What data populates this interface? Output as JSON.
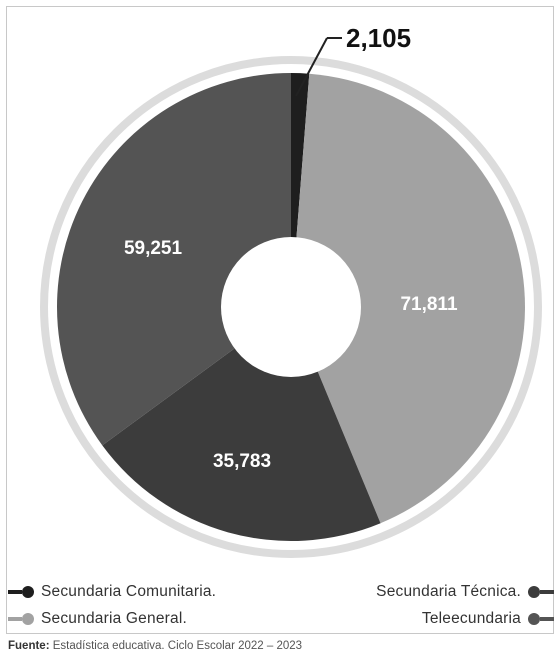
{
  "chart_data": {
    "type": "pie",
    "title": "",
    "series": [
      {
        "name": "Secundaria Comunitaria.",
        "value": 2105,
        "label": "2,105",
        "color": "#1e1e1e"
      },
      {
        "name": "Secundaria General.",
        "value": 71811,
        "label": "71,811",
        "color": "#a2a2a2"
      },
      {
        "name": "Secundaria Técnica.",
        "value": 35783,
        "label": "35,783",
        "color": "#3c3c3c"
      },
      {
        "name": "Teleecundaria",
        "value": 59251,
        "label": "59,251",
        "color": "#545454"
      }
    ],
    "legend_placement": "bottom"
  },
  "footer": {
    "label": "Fuente:",
    "text": "Estadística educativa. Ciclo Escolar 2022 – 2023"
  }
}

◇ ◇ ◇ ◇ ◇ ◇ ◇

What you are asked to do: Copy all lines from the listing that contain "Secundaria".

Exercise answer:
        "name": "Secundaria Comunitaria.",
        "name": "Secundaria General.",
        "name": "Secundaria Técnica.",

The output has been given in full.